____ Record list

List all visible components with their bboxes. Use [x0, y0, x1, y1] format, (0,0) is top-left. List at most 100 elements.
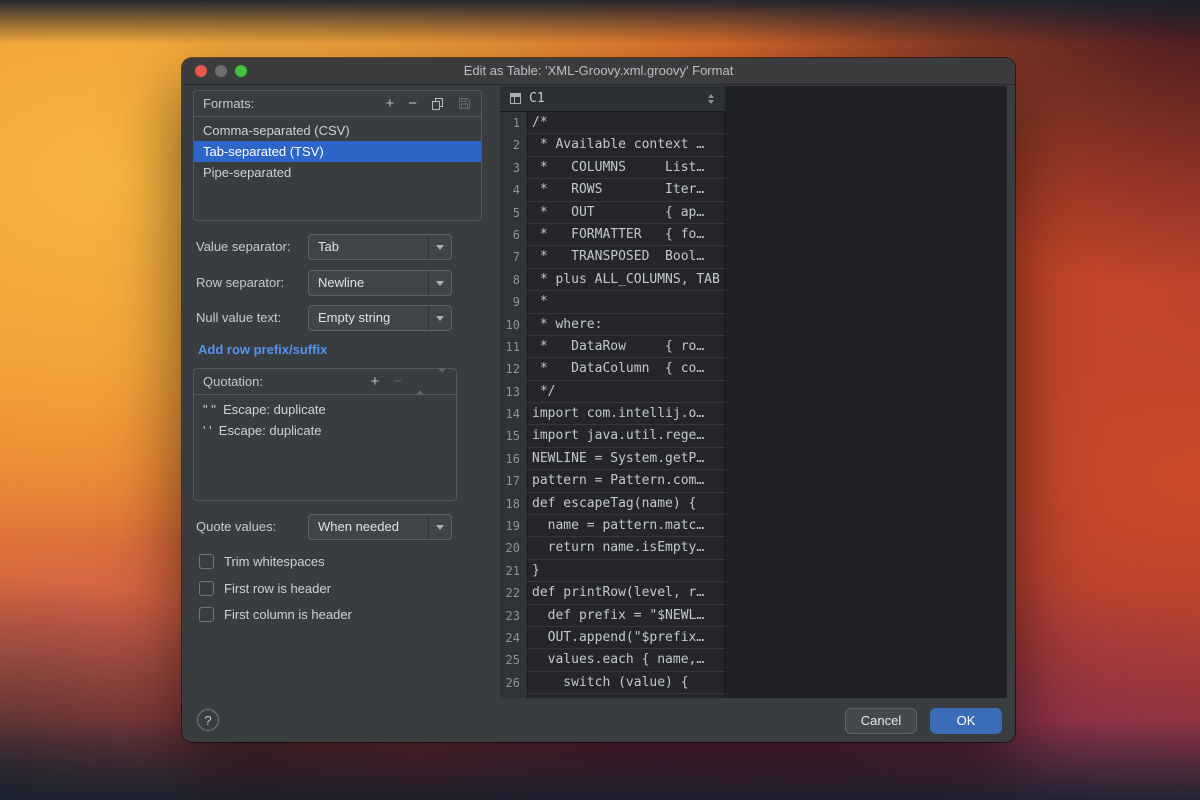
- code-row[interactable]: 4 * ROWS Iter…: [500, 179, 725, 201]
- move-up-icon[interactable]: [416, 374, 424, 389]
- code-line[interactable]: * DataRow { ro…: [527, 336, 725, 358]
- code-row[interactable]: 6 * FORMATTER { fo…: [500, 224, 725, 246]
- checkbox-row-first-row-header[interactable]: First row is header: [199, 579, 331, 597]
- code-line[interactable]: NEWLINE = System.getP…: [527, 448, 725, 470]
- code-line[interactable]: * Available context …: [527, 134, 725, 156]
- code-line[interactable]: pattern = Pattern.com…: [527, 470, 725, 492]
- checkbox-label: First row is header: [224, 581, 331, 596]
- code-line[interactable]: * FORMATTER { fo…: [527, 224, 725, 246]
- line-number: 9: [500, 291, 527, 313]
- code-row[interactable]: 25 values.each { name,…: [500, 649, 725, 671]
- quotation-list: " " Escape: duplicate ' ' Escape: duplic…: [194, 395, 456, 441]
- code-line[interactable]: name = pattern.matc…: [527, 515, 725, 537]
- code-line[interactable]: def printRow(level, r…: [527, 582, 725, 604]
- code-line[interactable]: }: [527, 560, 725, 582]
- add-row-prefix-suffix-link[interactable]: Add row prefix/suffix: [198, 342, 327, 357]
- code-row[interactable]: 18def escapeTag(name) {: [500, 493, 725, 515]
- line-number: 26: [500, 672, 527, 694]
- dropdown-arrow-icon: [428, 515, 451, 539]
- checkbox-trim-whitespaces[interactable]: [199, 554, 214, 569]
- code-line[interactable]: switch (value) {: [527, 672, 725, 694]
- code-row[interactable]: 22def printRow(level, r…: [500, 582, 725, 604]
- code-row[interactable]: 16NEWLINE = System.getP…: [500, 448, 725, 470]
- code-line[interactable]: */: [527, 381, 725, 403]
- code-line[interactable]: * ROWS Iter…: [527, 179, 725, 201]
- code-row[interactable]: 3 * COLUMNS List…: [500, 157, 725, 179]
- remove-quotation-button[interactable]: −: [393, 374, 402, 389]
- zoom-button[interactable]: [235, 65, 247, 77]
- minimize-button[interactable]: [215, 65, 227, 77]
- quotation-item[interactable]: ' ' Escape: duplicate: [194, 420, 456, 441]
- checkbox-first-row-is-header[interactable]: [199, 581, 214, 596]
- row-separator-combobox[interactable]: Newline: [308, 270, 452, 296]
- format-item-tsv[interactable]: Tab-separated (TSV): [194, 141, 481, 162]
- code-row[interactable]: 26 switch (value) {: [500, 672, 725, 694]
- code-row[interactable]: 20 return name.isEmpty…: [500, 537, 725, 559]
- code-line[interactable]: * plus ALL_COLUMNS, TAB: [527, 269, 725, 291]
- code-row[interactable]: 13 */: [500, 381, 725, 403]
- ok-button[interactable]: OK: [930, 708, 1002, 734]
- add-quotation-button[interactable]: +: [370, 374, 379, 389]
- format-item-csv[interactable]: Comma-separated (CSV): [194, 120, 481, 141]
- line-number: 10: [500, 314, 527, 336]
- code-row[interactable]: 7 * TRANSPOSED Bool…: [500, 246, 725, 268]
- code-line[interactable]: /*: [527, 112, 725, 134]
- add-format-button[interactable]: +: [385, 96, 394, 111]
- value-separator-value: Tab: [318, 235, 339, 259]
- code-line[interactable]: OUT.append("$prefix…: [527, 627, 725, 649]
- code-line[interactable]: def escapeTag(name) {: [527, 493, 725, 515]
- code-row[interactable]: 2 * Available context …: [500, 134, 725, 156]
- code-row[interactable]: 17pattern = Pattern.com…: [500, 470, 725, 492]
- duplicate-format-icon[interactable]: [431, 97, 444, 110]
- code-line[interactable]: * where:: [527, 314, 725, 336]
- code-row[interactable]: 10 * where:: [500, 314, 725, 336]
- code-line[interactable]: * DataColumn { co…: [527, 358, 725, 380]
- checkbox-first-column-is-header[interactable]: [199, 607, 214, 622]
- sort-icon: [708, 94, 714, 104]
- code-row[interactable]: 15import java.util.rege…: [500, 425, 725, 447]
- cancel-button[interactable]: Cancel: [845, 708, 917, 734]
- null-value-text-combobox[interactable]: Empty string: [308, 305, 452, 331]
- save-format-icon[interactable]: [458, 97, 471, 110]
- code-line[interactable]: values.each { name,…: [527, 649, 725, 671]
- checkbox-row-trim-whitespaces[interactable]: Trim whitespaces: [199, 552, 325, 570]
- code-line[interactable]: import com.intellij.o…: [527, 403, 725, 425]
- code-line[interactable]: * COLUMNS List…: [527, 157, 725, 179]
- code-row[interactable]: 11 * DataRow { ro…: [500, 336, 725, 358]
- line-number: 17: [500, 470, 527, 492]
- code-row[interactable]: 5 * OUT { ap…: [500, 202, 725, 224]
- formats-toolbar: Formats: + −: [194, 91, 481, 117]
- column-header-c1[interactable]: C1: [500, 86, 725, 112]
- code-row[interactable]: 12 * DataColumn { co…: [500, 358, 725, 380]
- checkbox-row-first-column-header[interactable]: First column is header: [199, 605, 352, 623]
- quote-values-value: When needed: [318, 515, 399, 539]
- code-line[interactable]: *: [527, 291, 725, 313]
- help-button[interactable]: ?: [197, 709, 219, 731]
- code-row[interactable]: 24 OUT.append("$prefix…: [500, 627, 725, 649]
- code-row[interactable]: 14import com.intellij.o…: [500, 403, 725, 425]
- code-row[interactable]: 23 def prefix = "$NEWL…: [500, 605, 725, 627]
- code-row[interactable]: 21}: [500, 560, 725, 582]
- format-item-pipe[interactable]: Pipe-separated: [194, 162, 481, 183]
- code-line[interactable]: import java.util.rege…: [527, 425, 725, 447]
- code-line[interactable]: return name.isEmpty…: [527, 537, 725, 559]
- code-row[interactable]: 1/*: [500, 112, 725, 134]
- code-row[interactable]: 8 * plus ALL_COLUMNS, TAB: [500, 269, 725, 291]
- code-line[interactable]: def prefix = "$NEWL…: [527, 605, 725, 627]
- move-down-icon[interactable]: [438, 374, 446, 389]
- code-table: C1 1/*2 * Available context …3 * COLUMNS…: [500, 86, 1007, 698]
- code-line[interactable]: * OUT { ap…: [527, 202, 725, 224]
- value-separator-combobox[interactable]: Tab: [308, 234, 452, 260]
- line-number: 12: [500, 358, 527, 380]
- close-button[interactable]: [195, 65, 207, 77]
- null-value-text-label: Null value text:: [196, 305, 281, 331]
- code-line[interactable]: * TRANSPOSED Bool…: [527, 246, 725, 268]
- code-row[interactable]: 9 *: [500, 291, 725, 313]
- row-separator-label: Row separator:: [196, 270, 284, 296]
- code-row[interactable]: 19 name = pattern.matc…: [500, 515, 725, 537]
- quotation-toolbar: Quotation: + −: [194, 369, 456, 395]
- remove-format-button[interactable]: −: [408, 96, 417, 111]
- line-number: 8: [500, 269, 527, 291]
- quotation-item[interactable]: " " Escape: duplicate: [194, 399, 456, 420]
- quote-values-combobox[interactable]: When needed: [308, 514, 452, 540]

________
____ Record list

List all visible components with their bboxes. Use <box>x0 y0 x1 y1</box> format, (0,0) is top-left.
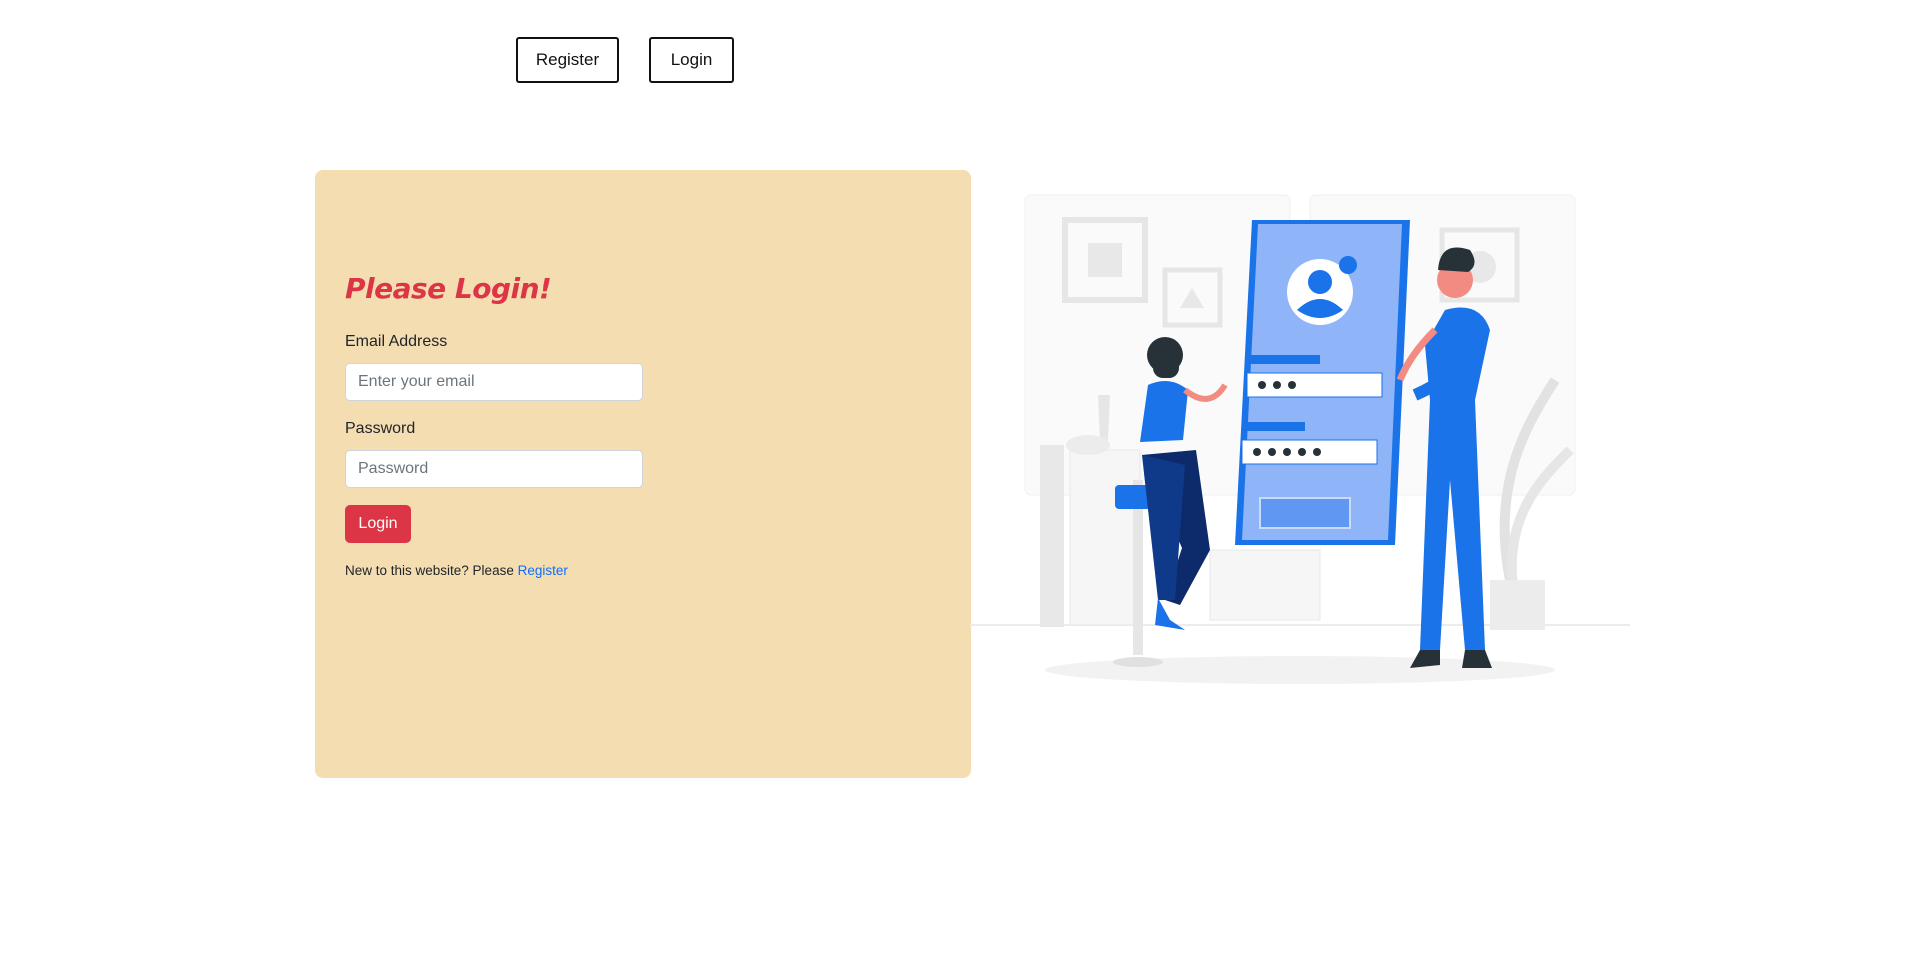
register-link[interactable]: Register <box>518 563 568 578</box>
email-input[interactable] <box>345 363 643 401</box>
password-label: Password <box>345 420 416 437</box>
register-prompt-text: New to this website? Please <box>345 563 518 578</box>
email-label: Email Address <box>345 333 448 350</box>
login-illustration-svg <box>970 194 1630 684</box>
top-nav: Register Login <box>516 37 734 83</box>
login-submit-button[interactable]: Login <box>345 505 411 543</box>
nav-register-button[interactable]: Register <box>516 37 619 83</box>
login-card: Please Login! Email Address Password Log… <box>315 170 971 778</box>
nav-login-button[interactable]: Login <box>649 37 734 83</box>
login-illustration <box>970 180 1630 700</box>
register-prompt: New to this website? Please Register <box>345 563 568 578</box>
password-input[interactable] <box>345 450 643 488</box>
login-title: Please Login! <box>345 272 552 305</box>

________
____ Record list

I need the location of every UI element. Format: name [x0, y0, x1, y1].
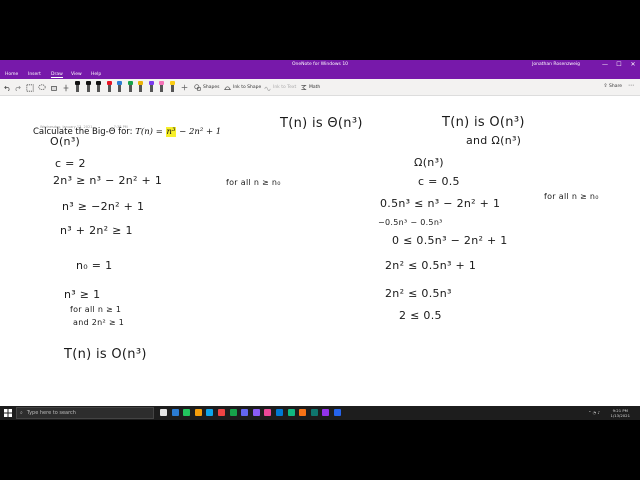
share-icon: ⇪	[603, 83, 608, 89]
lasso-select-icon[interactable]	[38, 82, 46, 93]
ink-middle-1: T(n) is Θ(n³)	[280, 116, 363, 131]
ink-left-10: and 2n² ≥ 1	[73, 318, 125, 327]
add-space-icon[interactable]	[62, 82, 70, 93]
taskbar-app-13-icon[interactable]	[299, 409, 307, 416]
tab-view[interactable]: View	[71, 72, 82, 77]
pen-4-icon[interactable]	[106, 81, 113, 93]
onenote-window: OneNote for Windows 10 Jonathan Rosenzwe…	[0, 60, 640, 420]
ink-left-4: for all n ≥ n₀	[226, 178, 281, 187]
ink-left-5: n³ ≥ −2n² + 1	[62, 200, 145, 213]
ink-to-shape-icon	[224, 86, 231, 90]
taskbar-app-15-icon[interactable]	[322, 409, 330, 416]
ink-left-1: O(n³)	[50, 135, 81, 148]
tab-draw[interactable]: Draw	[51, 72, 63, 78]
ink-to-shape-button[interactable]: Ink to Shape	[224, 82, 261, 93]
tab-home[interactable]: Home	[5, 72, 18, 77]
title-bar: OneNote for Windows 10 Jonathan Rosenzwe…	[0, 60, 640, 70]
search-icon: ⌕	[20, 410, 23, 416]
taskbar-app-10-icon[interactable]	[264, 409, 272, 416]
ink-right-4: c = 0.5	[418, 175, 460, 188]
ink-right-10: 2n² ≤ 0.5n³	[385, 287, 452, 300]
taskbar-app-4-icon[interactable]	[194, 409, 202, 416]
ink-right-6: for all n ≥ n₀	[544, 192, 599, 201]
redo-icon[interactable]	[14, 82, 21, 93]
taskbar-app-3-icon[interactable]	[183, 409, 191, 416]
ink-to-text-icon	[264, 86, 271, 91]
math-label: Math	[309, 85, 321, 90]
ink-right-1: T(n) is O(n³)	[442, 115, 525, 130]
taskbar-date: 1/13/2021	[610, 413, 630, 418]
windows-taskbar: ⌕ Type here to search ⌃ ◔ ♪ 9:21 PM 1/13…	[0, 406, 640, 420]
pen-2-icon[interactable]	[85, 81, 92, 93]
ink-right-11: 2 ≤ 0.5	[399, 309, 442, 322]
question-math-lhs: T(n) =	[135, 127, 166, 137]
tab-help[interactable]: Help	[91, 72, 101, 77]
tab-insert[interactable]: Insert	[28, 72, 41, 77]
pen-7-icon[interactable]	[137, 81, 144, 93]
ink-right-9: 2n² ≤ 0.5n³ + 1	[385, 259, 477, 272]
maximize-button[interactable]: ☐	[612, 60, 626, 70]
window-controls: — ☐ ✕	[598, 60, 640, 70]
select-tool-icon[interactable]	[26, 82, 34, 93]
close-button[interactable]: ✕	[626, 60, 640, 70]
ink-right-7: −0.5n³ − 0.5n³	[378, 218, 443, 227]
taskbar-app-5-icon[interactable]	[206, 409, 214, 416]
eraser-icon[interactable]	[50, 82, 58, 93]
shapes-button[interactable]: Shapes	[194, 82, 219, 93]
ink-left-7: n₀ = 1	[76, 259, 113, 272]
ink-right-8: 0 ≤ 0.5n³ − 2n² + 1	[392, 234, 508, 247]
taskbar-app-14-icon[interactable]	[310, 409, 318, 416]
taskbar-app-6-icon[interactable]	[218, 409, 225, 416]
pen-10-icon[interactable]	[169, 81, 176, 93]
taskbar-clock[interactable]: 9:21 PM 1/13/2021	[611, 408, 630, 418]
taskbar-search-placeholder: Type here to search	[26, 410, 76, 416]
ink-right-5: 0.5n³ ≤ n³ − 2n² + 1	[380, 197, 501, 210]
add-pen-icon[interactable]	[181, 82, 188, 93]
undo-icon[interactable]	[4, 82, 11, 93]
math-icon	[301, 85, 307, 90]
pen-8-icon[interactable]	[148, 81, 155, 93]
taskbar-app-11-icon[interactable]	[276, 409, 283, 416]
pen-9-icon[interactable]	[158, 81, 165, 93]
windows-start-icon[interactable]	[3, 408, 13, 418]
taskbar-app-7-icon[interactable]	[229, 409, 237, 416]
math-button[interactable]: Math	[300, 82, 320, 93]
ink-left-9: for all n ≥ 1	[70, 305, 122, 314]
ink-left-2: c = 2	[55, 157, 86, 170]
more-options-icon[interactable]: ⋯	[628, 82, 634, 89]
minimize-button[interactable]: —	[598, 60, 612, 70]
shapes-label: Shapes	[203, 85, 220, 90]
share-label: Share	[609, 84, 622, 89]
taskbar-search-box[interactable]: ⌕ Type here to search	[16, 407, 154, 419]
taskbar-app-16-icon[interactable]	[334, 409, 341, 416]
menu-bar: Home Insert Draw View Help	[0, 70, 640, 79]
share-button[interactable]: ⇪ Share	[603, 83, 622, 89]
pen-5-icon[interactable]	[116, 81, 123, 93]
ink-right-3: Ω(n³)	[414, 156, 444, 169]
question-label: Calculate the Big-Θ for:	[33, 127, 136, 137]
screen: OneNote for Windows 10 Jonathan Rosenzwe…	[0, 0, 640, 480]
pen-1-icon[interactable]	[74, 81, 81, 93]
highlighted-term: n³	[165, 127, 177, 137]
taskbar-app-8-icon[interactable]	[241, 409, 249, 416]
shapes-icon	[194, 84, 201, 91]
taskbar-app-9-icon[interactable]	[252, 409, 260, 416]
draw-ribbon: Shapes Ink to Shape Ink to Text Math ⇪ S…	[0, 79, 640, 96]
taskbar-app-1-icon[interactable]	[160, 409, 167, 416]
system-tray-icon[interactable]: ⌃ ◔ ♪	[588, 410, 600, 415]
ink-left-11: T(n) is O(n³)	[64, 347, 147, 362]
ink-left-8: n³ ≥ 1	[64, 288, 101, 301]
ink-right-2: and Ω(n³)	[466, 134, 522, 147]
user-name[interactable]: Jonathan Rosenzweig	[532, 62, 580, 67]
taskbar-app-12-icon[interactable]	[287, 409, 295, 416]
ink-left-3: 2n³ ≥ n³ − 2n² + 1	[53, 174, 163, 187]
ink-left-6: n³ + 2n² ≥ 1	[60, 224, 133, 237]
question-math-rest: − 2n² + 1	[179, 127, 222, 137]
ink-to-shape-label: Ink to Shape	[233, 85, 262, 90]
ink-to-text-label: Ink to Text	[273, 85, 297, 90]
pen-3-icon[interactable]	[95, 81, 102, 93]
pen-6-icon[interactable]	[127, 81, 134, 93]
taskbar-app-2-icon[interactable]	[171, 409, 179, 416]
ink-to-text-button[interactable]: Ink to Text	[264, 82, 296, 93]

________

What you should do —
Arrange the data from the line with "most 100 elements." to the line with "- code-row[interactable]: 6" as a two-column CSV headed instruction and response. Give one row per pair, put each field in quotation marks, replace its line breaks with spaces, and leave out the picture.

Exercise response —
instruction,response
"List all visible components with their bboxes. Use [x0, y0, x1, y1] format, (0,0) is top-left. List at most 100 elements.","- code-row[interactable]: 4 * ROWS Iter…: [500, 179, 725, 201] - move-up-icon[interactable]: [416, 374, 424, 389] - code-line[interactable]: * DataRow { ro…: [527, 336, 725, 358] - code-row[interactable]: 6 * FORMATTER { fo…: [500, 224, 725, 246]"